**Prompt**
Find the lines holding the word "image" and collect them.

**Exercise material**
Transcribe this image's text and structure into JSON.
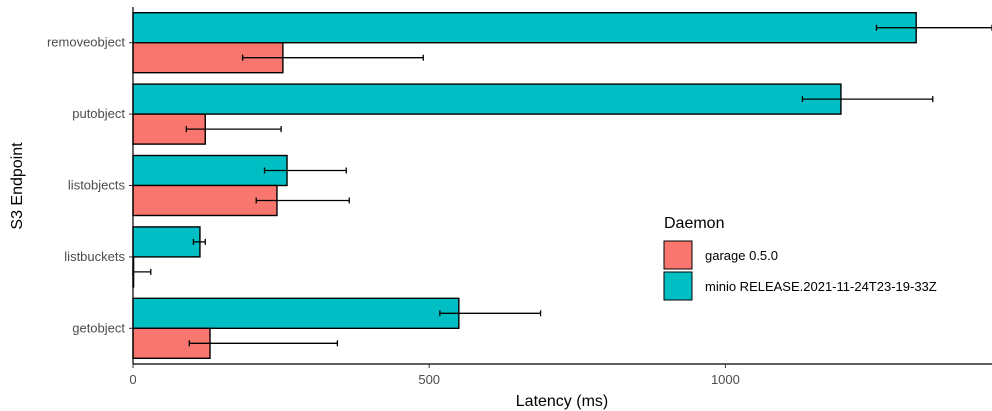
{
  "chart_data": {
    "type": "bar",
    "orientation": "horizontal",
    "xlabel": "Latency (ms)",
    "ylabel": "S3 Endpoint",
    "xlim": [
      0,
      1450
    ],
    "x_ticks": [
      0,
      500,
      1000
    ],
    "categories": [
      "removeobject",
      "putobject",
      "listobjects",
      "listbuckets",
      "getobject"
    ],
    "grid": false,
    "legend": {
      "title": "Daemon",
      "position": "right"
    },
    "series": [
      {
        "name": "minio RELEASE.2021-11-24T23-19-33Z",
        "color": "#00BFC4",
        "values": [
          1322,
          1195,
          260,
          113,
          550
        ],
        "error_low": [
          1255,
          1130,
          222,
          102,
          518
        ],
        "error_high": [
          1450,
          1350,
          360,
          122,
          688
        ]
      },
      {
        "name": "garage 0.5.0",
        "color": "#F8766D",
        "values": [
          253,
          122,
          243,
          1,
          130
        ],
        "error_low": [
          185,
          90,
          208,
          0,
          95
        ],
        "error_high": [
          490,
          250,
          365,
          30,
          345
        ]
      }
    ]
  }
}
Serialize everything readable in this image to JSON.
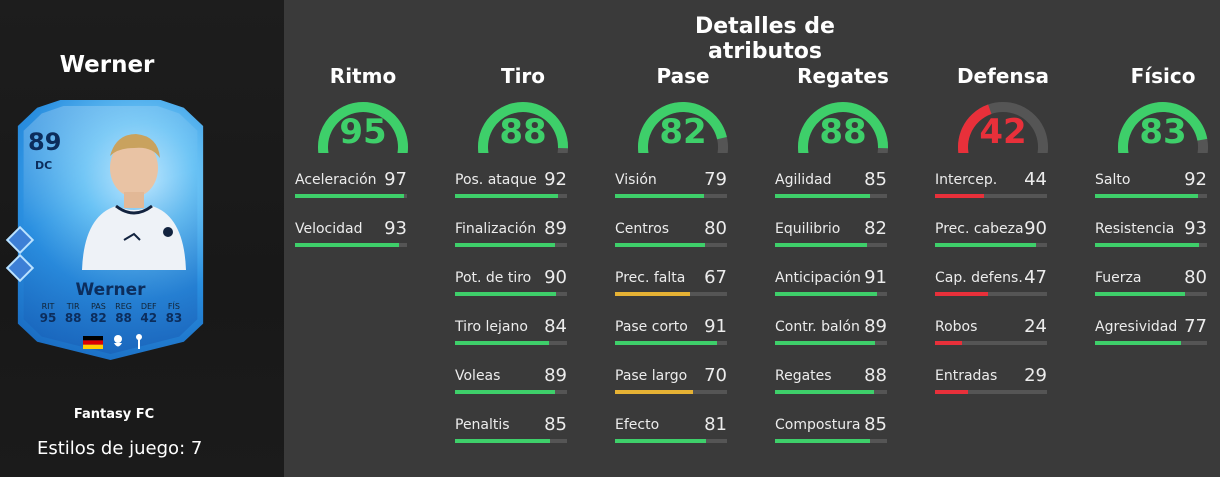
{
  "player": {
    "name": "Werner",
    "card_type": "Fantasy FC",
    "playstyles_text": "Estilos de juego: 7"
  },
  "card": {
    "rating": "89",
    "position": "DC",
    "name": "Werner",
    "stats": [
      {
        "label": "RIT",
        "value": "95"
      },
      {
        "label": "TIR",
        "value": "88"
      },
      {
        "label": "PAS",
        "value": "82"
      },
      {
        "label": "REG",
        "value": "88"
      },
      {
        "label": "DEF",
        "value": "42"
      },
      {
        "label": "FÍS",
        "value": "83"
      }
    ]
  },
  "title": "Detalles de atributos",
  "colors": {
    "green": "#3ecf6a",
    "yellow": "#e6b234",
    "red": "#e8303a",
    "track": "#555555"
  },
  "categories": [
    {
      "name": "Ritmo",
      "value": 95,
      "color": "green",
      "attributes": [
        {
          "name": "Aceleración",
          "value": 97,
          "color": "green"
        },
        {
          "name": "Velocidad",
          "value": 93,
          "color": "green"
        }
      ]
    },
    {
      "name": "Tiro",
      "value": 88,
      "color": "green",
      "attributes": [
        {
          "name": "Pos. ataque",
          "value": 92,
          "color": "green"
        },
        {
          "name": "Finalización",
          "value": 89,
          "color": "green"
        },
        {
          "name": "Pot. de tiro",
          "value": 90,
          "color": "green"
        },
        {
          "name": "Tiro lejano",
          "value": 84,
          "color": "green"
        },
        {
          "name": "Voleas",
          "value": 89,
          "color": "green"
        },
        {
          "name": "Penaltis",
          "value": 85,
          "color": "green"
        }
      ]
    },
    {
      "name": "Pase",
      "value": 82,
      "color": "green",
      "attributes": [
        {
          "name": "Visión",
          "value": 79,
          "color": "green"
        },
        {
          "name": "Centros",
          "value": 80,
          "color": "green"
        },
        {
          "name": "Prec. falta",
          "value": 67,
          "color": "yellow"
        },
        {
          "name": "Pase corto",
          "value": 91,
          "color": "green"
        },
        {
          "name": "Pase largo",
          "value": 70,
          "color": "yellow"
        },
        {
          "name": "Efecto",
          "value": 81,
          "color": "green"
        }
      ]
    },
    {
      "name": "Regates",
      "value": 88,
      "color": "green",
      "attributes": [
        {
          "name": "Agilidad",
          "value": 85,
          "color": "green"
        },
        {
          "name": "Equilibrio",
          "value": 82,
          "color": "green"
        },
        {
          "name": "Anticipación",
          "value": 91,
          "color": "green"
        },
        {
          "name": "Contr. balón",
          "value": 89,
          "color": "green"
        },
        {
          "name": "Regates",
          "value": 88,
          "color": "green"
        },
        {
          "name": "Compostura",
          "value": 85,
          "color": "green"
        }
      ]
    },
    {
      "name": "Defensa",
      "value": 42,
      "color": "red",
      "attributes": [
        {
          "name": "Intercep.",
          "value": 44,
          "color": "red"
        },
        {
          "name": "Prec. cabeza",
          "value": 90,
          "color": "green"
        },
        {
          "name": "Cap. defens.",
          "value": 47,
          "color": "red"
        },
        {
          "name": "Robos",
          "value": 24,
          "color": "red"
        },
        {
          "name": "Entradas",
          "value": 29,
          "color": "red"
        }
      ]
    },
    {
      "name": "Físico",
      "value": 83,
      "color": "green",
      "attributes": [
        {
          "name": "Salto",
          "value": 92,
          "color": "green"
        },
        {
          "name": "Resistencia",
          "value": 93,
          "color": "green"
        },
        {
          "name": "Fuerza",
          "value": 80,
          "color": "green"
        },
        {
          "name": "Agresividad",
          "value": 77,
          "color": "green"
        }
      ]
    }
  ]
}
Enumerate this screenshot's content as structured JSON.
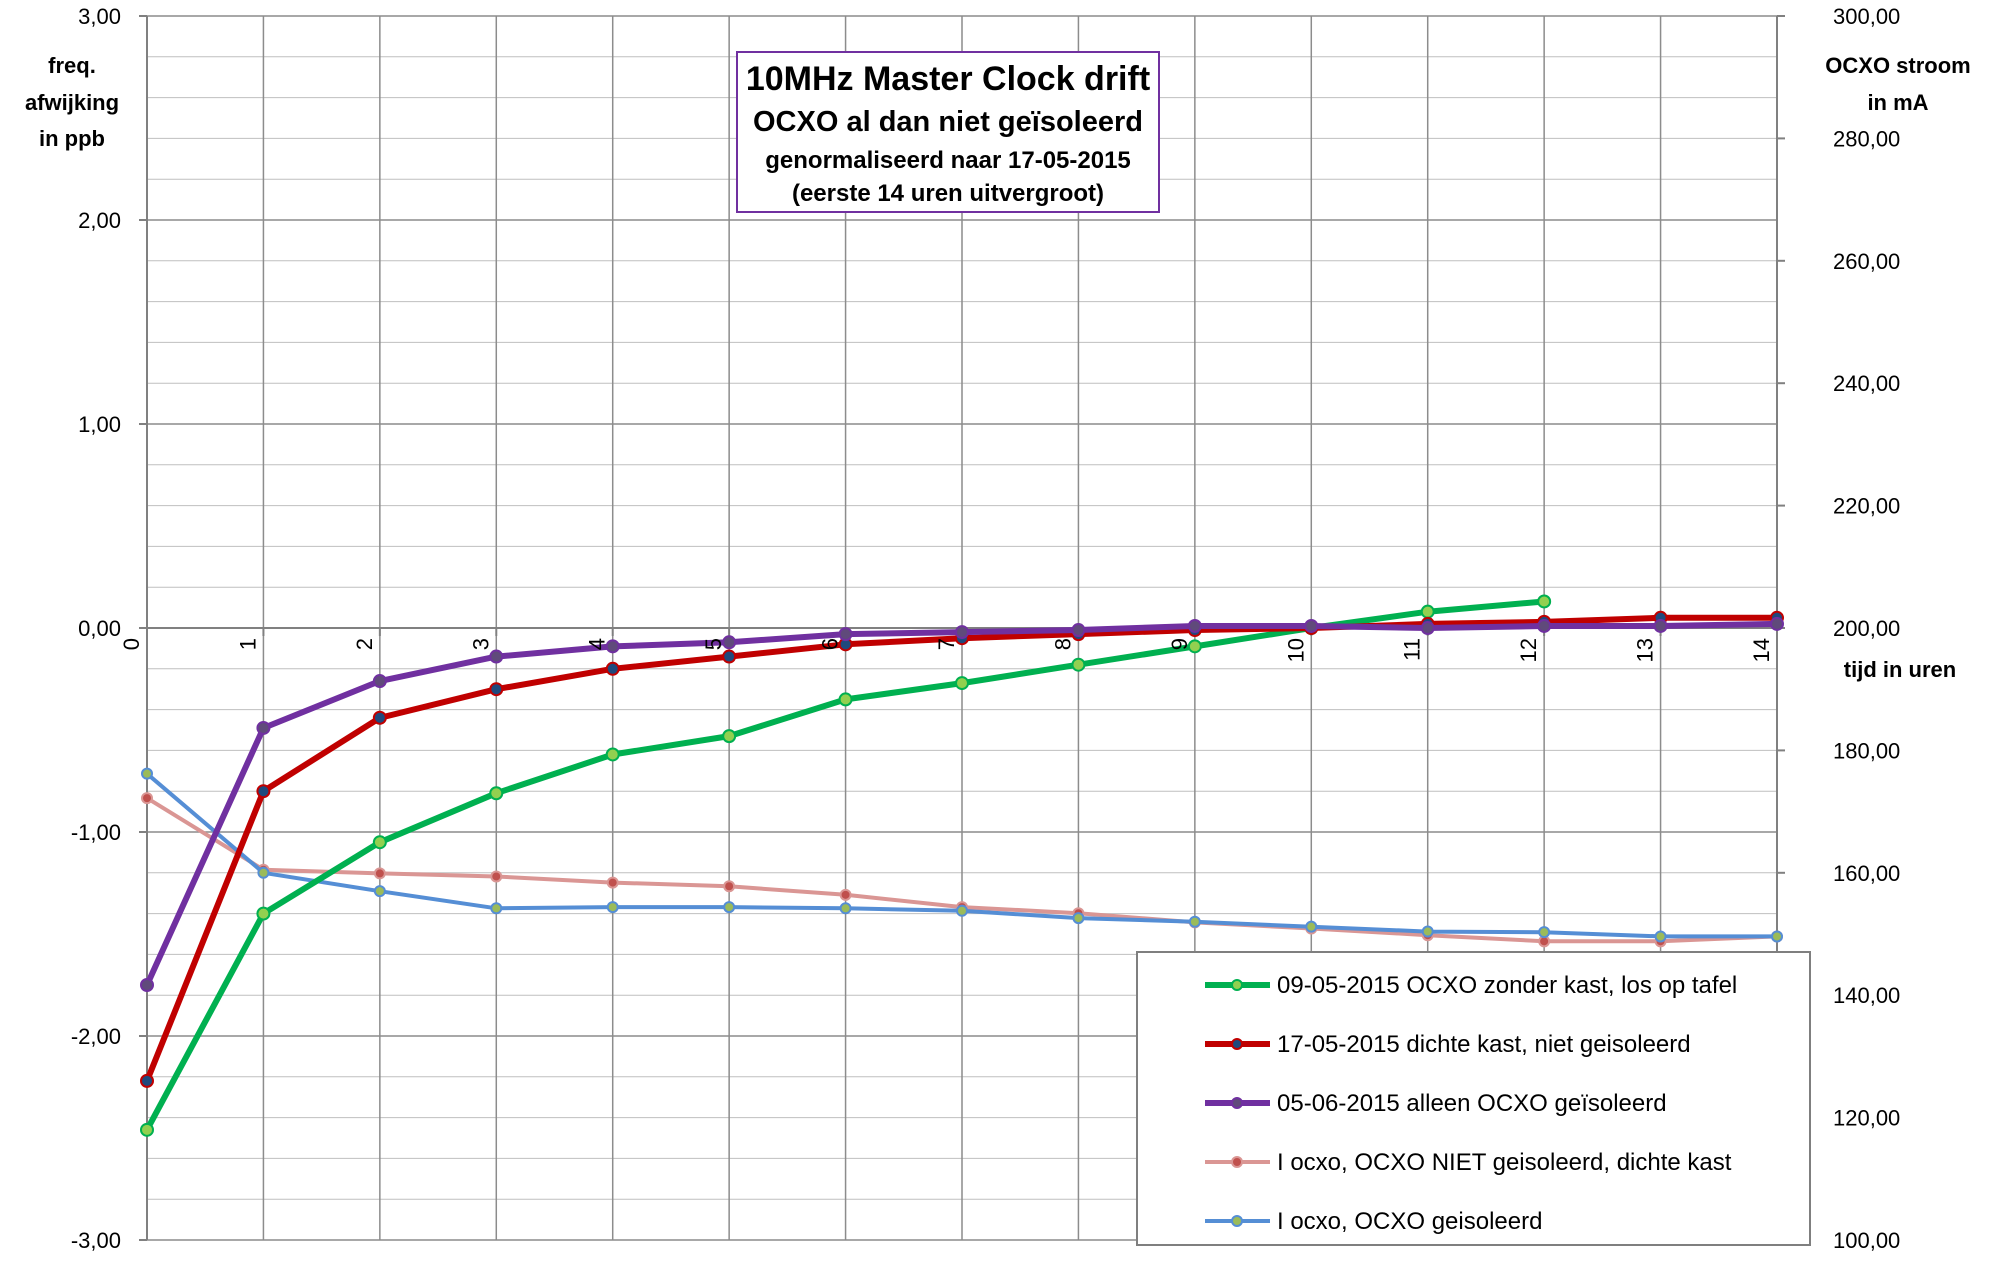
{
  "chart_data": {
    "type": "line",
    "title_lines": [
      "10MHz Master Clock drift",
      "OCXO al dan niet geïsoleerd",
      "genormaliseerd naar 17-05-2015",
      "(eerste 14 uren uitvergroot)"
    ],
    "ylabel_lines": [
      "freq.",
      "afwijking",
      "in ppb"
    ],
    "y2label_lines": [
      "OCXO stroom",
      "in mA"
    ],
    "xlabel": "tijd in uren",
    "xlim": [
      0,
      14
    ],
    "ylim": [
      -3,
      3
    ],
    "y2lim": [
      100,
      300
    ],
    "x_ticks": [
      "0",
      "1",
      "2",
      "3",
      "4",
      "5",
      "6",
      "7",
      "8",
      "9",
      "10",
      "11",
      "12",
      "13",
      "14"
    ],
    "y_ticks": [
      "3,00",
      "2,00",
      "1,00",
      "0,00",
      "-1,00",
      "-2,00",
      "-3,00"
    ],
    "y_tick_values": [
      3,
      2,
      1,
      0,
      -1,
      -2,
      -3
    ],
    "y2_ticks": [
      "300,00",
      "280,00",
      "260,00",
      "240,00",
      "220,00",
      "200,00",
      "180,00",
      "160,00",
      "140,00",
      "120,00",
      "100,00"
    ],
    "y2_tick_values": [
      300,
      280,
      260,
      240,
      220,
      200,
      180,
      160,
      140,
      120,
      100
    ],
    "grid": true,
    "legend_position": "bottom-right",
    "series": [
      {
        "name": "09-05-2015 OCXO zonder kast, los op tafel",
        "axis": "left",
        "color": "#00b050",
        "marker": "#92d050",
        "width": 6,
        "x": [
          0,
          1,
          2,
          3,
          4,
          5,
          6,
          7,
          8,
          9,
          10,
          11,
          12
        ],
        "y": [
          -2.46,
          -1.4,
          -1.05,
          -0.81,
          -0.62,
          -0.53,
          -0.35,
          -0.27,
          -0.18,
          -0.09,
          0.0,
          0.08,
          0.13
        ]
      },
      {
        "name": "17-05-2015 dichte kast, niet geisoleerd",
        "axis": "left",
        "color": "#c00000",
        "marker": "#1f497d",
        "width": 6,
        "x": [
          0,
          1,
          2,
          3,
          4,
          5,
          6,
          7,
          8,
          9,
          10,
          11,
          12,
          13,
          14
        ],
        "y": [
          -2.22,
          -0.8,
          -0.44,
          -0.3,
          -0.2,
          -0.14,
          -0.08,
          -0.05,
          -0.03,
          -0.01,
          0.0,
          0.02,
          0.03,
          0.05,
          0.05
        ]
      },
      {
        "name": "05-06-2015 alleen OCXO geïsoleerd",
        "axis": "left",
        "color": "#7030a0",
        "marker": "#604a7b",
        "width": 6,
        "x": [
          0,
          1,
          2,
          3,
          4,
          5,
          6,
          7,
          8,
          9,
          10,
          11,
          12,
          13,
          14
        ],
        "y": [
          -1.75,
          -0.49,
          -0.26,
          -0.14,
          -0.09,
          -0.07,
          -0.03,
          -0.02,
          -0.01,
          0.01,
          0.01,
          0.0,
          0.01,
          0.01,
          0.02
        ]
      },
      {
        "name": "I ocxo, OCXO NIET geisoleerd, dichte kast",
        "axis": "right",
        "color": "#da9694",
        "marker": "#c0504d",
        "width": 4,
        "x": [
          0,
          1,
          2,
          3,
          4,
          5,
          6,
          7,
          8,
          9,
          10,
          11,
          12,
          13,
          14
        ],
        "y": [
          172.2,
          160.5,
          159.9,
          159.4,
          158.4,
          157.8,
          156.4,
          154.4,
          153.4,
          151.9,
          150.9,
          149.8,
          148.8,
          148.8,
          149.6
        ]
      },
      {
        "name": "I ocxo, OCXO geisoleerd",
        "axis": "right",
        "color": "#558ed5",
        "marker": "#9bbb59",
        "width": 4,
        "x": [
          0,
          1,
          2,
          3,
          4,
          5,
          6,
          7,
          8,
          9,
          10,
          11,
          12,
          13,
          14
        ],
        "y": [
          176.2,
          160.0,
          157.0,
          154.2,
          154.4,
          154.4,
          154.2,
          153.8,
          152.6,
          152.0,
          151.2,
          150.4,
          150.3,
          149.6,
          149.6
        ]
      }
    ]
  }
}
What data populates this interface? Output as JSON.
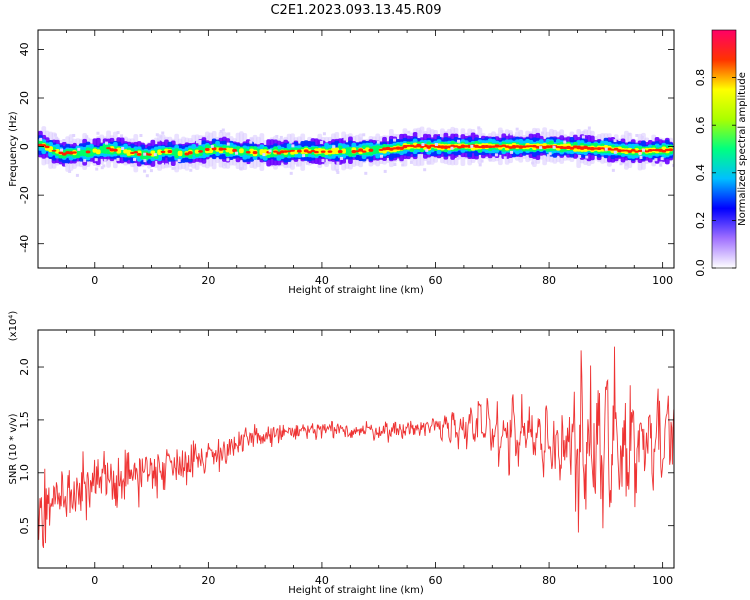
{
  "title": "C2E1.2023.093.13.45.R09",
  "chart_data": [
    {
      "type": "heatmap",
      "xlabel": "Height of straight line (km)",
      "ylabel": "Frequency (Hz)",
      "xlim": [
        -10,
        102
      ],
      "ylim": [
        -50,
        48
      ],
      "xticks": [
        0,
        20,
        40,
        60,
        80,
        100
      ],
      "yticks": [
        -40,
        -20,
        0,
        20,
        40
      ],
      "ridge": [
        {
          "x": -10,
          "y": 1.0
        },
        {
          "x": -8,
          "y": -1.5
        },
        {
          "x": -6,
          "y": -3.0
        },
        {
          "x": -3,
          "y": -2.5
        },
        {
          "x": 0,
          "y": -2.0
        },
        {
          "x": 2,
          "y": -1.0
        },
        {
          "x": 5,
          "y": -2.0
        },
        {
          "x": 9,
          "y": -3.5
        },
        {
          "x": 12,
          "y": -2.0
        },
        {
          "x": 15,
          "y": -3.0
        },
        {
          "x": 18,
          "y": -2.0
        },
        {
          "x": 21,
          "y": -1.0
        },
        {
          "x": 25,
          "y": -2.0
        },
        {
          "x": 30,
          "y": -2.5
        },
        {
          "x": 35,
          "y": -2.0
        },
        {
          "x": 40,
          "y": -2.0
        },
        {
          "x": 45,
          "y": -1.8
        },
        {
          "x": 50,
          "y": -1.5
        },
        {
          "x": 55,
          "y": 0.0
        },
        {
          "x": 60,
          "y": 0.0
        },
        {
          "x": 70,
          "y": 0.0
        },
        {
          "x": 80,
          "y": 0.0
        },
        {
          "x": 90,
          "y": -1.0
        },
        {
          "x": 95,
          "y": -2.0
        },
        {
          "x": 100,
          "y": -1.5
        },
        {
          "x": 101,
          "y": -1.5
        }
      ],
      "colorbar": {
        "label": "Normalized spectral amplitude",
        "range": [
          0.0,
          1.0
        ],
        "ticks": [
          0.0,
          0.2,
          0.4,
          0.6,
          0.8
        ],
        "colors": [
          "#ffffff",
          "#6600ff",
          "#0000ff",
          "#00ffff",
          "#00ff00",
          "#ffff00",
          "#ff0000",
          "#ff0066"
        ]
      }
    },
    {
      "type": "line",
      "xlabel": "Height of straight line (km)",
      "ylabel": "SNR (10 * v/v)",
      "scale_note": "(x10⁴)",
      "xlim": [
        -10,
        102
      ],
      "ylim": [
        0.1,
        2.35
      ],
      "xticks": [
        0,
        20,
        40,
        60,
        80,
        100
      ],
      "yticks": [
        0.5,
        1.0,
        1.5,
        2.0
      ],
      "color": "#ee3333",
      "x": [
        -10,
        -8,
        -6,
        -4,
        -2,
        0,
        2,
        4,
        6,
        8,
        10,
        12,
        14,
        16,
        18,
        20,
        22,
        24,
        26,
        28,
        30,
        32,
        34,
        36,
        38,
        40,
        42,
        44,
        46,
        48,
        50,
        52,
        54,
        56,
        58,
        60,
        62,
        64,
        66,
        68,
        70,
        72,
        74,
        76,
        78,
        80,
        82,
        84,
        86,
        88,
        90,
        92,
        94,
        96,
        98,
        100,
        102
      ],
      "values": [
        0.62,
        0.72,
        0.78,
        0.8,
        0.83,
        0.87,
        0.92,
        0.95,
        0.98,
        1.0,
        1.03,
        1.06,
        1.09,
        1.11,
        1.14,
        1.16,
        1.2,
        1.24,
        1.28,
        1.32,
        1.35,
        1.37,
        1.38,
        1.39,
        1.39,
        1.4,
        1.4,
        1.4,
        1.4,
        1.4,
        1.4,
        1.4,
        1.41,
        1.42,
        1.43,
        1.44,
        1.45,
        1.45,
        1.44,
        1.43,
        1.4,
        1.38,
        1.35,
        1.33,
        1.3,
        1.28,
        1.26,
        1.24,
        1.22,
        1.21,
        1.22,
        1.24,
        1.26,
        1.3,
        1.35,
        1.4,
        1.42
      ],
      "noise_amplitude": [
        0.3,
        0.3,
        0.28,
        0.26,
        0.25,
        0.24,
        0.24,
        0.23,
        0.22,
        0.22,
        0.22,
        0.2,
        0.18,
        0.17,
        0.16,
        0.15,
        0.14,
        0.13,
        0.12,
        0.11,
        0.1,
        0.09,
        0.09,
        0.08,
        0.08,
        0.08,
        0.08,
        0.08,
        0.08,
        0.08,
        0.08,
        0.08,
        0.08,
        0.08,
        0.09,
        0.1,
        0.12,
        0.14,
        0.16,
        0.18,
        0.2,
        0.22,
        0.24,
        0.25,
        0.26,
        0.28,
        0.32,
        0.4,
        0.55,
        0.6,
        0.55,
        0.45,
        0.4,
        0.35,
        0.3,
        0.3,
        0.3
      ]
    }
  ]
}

**Response to this task**
Transcribe this image's text and structure into JSON.
Serialize everything readable in this image to JSON.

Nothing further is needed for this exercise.